§ TO DO: Copy out the material below in full, but not its images.
*** RECORDS PROVIDED ***
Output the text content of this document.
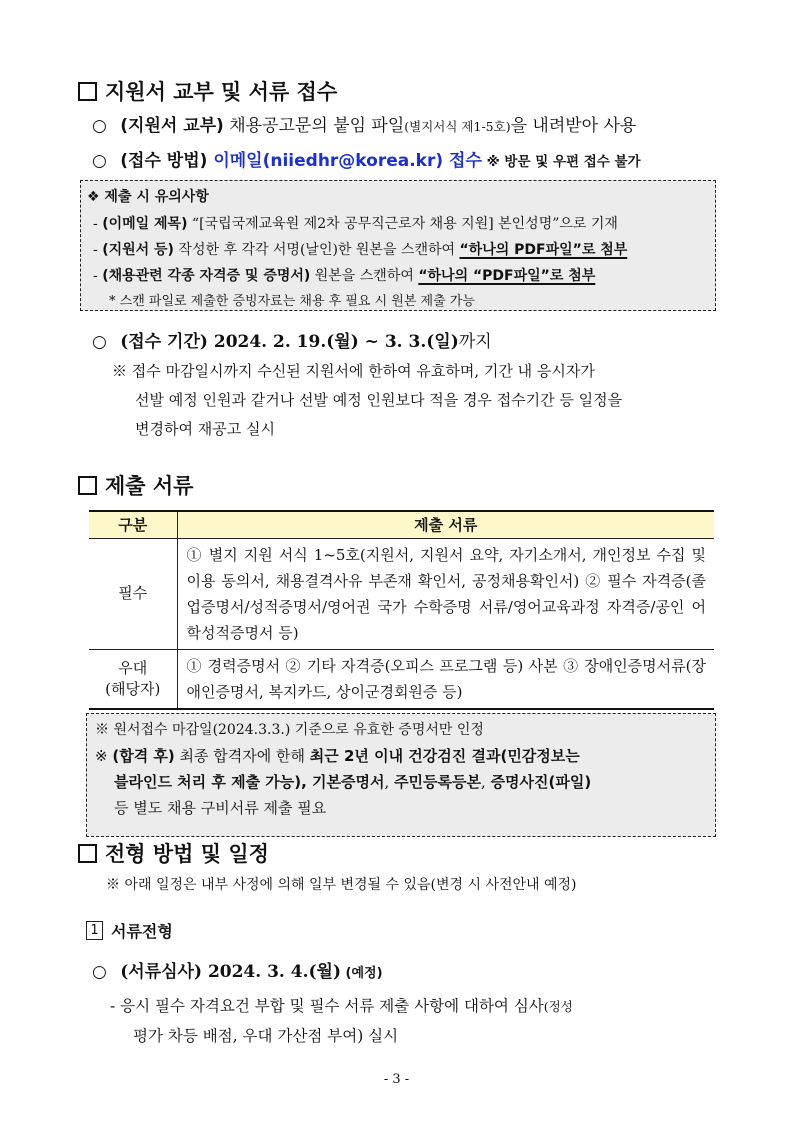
지원서 교부 및 서류 접수
○ (지원서 교부) 채용공고문의 붙임 파일(별지서식 제1-5호)을 내려받아 사용
○ (접수 방법) 이메일(niiedhr@korea.kr) 접수 ※ 방문 및 우편 접수 불가
❖ 제출 시 유의사항
- (이메일 제목) “[국립국제교육원 제2차 공무직근로자 채용 지원] 본인성명”으로 기재
- (지원서 등) 작성한 후 각각 서명(날인)한 원본을 스캔하여 “하나의 PDF파일”로 첨부
- (채용관련 각종 자격증 및 증명서) 원본을 스캔하여 “하나의 “PDF파일”로 첨부
* 스캔 파일로 제출한 증빙자료는 채용 후 필요 시 원본 제출 가능
○ (접수 기간) 2024. 2. 19.(월) ~ 3. 3.(일)까지
※ 접수 마감일시까지 수신된 지원서에 한하여 유효하며, 기간 내 응시자가
선발 예정 인원과 같거나 선발 예정 인원보다 적을 경우 접수기간 등 일정을
변경하여 재공고 실시
제출 서류
구분	제출 서류
필수	① 별지 지원 서식 1~5호(지원서, 지원서 요약, 자기소개서, 개인정보 수집 및 이용 동의서, 채용결격사유 부존재 확인서, 공정채용확인서) ② 필수 자격증(졸업증명서/성적증명서/영어권 국가 수학증명 서류/영어교육과정 자격증/공인 어학성적증명서 등)

우대
(해당자)	① 경력증명서 ② 기타 자격증(오피스 프로그램 등) 사본 ③ 장애인증명서류(장애인증명서, 복지카드, 상이군경회원증 등)
※ 원서접수 마감일(2024.3.3.) 기준으로 유효한 증명서만 인정
※ (합격 후) 최종 합격자에 한해 최근 2년 이내 건강검진 결과(민감정보는
블라인드 처리 후 제출 가능), 기본증명서, 주민등록등본, 증명사진(파일)
등 별도 채용 구비서류 제출 필요
전형 방법 및 일정
※ 아래 일정은 내부 사정에 의해 일부 변경될 수 있음(변경 시 사전안내 예정)
1 서류전형
○ (서류심사) 2024. 3. 4.(월) (예정)
- 응시 필수 자격요건 부합 및 필수 서류 제출 사항에 대하여 심사(정성
평가 차등 배점, 우대 가산점 부여) 실시
- 3 -
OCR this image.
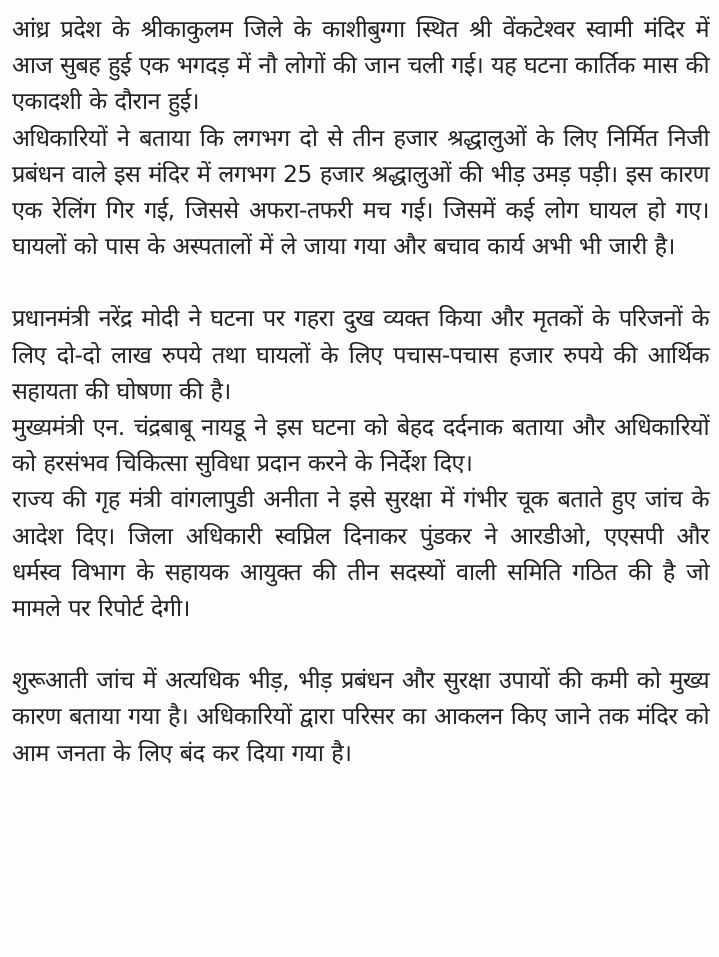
आंध्र प्रदेश के श्रीकाकुलम जिले के काशीबुग्गा स्थित श्री वेंकटेश्वर स्वामी मंदिर में आज सुबह हुई एक भगदड़ में नौ लोगों की जान चली गई। यह घटना कार्तिक मास की एकादशी के दौरान हुई।

अधिकारियों ने बताया कि लगभग दो से तीन हजार श्रद्धालुओं के लिए निर्मित निजी प्रबंधन वाले इस मंदिर में लगभग 25 हजार श्रद्धालुओं की भीड़ उमड़ पड़ी। इस कारण एक रेलिंग गिर गई, जिससे अफरा-तफरी मच गई। जिसमें कई लोग घायल हो गए। घायलों को पास के अस्पतालों में ले जाया गया और बचाव कार्य अभी भी जारी है।

प्रधानमंत्री नरेंद्र मोदी ने घटना पर गहरा दुख व्यक्त किया और मृतकों के परिजनों के लिए दो-दो लाख रुपये तथा घायलों के लिए पचास-पचास हजार रुपये की आर्थिक सहायता की घोषणा की है।

मुख्यमंत्री एन. चंद्रबाबू नायडू ने इस घटना को बेहद दर्दनाक बताया और अधिकारियों को हरसंभव चिकित्सा सुविधा प्रदान करने के निर्देश दिए।

राज्य की गृह मंत्री वांगलापुडी अनीता ने इसे सुरक्षा में गंभीर चूक बताते हुए जांच के आदेश दिए। जिला अधिकारी स्वप्निल दिनाकर पुंडकर ने आरडीओ, एएसपी और धर्मस्व विभाग के सहायक आयुक्त की तीन सदस्यों वाली समिति गठित की है जो मामले पर रिपोर्ट देगी।

शुरूआती जांच में अत्यधिक भीड़, भीड़ प्रबंधन और सुरक्षा उपायों की कमी को मुख्य कारण बताया गया है। अधिकारियों द्वारा परिसर का आकलन किए जाने तक मंदिर को आम जनता के लिए बंद कर दिया गया है।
***
§ THE RESPONSE:
Output the text content of this document.
지원서 교부 및 서류 접수
○ (지원서 교부) 채용공고문의 붙임 파일(별지서식 제1-5호)을 내려받아 사용
○ (접수 방법) 이메일(niiedhr@korea.kr) 접수 ※ 방문 및 우편 접수 불가
❖ 제출 시 유의사항
- (이메일 제목) “[국립국제교육원 제2차 공무직근로자 채용 지원] 본인성명”으로 기재
- (지원서 등) 작성한 후 각각 서명(날인)한 원본을 스캔하여 “하나의 PDF파일”로 첨부
- (채용관련 각종 자격증 및 증명서) 원본을 스캔하여 “하나의 “PDF파일”로 첨부
* 스캔 파일로 제출한 증빙자료는 채용 후 필요 시 원본 제출 가능
○ (접수 기간) 2024. 2. 19.(월) ~ 3. 3.(일)까지
※ 접수 마감일시까지 수신된 지원서에 한하여 유효하며, 기간 내 응시자가
선발 예정 인원과 같거나 선발 예정 인원보다 적을 경우 접수기간 등 일정을
변경하여 재공고 실시
제출 서류
구분	제출 서류
필수	① 별지 지원 서식 1~5호(지원서, 지원서 요약, 자기소개서, 개인정보 수집 및 이용 동의서, 채용결격사유 부존재 확인서, 공정채용확인서) ② 필수 자격증(졸업증명서/성적증명서/영어권 국가 수학증명 서류/영어교육과정 자격증/공인 어학성적증명서 등)

우대
(해당자)	① 경력증명서 ② 기타 자격증(오피스 프로그램 등) 사본 ③ 장애인증명서류(장애인증명서, 복지카드, 상이군경회원증 등)
※ 원서접수 마감일(2024.3.3.) 기준으로 유효한 증명서만 인정
※ (합격 후) 최종 합격자에 한해 최근 2년 이내 건강검진 결과(민감정보는
블라인드 처리 후 제출 가능), 기본증명서, 주민등록등본, 증명사진(파일)
등 별도 채용 구비서류 제출 필요
전형 방법 및 일정
※ 아래 일정은 내부 사정에 의해 일부 변경될 수 있음(변경 시 사전안내 예정)
1 서류전형
○ (서류심사) 2024. 3. 4.(월) (예정)
- 응시 필수 자격요건 부합 및 필수 서류 제출 사항에 대하여 심사(정성
평가 차등 배점, 우대 가산점 부여) 실시
- 3 -
OCR this image.
आंध्र प्रदेश के श्रीकाकुलम जिले के काशीबुग्गा स्थित श्री वेंकटेश्वर स्वामी मंदिर में आज सुबह हुई एक भगदड़ में नौ लोगों की जान चली गई। यह घटना कार्तिक मास की एकादशी के दौरान हुई।

अधिकारियों ने बताया कि लगभग दो से तीन हजार श्रद्धालुओं के लिए निर्मित निजी प्रबंधन वाले इस मंदिर में लगभग 25 हजार श्रद्धालुओं की भीड़ उमड़ पड़ी। इस कारण एक रेलिंग गिर गई, जिससे अफरा-तफरी मच गई। जिसमें कई लोग घायल हो गए। घायलों को पास के अस्पतालों में ले जाया गया और बचाव कार्य अभी भी जारी है।

प्रधानमंत्री नरेंद्र मोदी ने घटना पर गहरा दुख व्यक्त किया और मृतकों के परिजनों के लिए दो-दो लाख रुपये तथा घायलों के लिए पचास-पचास हजार रुपये की आर्थिक सहायता की घोषणा की है।

मुख्यमंत्री एन. चंद्रबाबू नायडू ने इस घटना को बेहद दर्दनाक बताया और अधिकारियों को हरसंभव चिकित्सा सुविधा प्रदान करने के निर्देश दिए।

राज्य की गृह मंत्री वांगलापुडी अनीता ने इसे सुरक्षा में गंभीर चूक बताते हुए जांच के आदेश दिए। जिला अधिकारी स्वप्निल दिनाकर पुंडकर ने आरडीओ, एएसपी और धर्मस्व विभाग के सहायक आयुक्त की तीन सदस्यों वाली समिति गठित की है जो मामले पर रिपोर्ट देगी।

शुरूआती जांच में अत्यधिक भीड़, भीड़ प्रबंधन और सुरक्षा उपायों की कमी को मुख्य कारण बताया गया है। अधिकारियों द्वारा परिसर का आकलन किए जाने तक मंदिर को आम जनता के लिए बंद कर दिया गया है।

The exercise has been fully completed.